Please render the data from its first line up to and including the line with "y2-tick-label: 300 xyxy=(334,46,352,58)" as a Markdown table whose columns are Number and Line, leaving out any blank lines.

-- Begin --

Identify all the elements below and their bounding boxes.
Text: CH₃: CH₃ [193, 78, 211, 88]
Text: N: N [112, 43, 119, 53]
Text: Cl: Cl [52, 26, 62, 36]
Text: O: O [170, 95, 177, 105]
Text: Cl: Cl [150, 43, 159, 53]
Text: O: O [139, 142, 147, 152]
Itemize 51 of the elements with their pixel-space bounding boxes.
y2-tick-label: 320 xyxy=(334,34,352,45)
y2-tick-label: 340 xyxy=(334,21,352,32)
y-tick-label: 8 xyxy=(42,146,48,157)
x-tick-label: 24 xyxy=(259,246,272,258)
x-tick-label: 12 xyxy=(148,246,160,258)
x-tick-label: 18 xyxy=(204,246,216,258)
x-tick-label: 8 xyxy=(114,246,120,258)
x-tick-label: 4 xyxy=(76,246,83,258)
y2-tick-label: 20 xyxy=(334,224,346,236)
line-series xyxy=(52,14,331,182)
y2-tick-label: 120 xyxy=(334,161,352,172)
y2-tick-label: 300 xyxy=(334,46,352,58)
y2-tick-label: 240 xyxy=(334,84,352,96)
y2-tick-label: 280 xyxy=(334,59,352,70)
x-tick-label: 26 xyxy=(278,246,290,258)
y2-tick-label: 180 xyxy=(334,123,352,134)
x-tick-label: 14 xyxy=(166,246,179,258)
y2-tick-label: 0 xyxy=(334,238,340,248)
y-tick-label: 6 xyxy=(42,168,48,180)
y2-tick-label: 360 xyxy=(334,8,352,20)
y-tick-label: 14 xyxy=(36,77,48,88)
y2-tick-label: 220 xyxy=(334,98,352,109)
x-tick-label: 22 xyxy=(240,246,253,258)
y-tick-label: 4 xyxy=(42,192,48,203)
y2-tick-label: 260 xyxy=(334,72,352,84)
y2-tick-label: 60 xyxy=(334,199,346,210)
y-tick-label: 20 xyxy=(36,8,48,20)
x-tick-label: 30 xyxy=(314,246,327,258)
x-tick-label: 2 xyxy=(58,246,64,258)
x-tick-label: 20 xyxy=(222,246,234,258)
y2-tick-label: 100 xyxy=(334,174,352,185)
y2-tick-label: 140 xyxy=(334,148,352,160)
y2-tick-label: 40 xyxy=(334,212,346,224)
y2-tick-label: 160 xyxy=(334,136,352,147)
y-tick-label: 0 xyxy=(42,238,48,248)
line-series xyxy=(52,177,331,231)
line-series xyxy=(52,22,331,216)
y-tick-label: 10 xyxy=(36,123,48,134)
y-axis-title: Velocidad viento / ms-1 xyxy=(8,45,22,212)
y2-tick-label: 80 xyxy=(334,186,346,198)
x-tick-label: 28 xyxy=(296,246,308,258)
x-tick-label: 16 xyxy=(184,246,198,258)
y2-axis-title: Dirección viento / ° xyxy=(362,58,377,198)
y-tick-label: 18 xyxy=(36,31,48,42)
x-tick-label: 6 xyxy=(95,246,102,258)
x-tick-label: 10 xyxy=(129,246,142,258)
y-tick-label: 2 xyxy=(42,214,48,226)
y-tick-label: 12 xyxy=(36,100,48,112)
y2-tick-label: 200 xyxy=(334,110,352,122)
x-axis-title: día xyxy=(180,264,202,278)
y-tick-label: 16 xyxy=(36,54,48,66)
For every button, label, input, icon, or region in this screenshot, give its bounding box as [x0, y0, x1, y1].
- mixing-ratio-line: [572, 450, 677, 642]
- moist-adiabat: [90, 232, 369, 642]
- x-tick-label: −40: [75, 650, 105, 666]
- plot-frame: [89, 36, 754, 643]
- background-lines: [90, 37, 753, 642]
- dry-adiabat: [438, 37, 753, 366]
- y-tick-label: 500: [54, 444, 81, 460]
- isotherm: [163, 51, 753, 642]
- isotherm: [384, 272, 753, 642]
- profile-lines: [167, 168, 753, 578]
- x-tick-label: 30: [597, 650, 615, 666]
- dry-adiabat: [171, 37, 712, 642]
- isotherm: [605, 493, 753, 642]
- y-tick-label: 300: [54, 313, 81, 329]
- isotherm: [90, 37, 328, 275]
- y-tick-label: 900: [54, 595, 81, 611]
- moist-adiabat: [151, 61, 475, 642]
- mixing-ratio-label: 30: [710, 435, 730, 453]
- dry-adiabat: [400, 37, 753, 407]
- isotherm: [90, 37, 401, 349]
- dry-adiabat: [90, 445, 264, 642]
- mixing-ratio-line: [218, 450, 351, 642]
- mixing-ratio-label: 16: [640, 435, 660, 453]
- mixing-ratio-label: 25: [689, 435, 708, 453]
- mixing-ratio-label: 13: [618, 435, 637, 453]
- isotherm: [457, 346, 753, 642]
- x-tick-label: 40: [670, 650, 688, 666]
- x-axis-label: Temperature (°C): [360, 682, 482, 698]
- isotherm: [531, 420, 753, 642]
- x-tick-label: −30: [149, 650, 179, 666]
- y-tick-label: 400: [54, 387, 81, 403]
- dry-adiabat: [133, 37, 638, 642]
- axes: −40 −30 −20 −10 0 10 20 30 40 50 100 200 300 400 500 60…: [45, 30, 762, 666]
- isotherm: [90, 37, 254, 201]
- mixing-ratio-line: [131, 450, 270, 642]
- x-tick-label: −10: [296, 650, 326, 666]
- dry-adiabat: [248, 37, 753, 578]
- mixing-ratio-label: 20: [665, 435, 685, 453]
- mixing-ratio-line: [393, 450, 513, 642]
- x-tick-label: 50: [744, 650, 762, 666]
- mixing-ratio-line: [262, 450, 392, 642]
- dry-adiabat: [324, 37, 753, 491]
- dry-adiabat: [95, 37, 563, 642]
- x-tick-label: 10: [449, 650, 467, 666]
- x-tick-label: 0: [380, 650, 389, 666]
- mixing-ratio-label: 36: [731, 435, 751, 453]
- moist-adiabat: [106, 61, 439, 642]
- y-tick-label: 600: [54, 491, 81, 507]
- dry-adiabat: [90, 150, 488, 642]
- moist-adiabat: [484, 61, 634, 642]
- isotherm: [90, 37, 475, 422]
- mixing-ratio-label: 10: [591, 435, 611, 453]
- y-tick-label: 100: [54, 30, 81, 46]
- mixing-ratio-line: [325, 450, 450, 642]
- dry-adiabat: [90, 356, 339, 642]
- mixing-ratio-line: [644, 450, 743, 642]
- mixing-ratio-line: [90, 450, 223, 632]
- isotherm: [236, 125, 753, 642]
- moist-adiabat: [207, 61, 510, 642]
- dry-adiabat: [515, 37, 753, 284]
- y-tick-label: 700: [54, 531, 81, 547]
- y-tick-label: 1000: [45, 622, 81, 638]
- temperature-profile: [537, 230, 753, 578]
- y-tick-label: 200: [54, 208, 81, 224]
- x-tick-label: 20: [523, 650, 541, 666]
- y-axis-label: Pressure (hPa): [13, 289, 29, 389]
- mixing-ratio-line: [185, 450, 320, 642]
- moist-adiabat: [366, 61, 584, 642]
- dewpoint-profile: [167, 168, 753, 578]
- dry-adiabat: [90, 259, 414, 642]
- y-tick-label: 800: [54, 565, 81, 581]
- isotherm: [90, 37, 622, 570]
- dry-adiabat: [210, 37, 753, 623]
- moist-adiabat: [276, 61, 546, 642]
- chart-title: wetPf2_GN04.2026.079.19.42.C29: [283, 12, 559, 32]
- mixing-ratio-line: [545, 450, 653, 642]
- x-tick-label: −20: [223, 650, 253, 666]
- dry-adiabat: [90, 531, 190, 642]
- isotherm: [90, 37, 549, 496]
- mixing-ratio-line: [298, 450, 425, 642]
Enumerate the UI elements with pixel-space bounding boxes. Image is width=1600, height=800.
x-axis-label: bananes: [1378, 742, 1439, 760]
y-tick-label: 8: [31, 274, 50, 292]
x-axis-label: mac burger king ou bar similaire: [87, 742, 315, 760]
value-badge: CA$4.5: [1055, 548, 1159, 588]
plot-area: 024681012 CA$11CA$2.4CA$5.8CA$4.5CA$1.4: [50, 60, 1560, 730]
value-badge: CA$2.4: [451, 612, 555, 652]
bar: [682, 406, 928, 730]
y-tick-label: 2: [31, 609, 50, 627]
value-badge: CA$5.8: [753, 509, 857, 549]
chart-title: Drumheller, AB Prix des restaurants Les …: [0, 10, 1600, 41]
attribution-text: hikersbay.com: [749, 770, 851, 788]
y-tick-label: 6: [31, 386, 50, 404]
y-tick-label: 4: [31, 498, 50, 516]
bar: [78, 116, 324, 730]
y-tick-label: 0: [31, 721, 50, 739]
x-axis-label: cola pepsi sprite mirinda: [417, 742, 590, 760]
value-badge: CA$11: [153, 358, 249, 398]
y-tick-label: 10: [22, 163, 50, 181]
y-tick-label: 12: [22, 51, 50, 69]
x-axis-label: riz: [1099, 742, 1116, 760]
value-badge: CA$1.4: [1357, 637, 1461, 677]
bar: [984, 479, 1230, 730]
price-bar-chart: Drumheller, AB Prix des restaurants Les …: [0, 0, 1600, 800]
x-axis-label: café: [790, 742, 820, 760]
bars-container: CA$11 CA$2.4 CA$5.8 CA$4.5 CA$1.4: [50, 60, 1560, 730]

-- End --

▶ [TASK OUTPUT]:
| Number | Line |
|---|---|
| 1 | Identify all the elements below and their bounding boxes. |
| 2 | Text: CH₃: CH₃ [193, 78, 211, 88] |
| 3 | Text: N: N [112, 43, 119, 53] |
| 4 | Text: Cl: Cl [52, 26, 62, 36] |
| 5 | Text: O: O [170, 95, 177, 105] |
| 6 | Text: Cl: Cl [150, 43, 159, 53] |
| 7 | Text: O: O [139, 142, 147, 152] |
| 8 | Itemize 51 of the elements with their pixel-space bounding boxes. |
| 9 | y2-tick-label: 320 xyxy=(334,34,352,45) |
| 10 | y2-tick-label: 340 xyxy=(334,21,352,32) |
| 11 | y-tick-label: 8 xyxy=(42,146,48,157) |
| 12 | x-tick-label: 24 xyxy=(259,246,272,258) |
| 13 | x-tick-label: 12 xyxy=(148,246,160,258) |
| 14 | x-tick-label: 18 xyxy=(204,246,216,258) |
| 15 | x-tick-label: 8 xyxy=(114,246,120,258) |
| 16 | x-tick-label: 4 xyxy=(76,246,83,258) |
| 17 | y2-tick-label: 20 xyxy=(334,224,346,236) |
| 18 | line-series xyxy=(52,14,331,182) |
| 19 | y2-tick-label: 120 xyxy=(334,161,352,172) |
| 20 | y2-tick-label: 300 xyxy=(334,46,352,58) |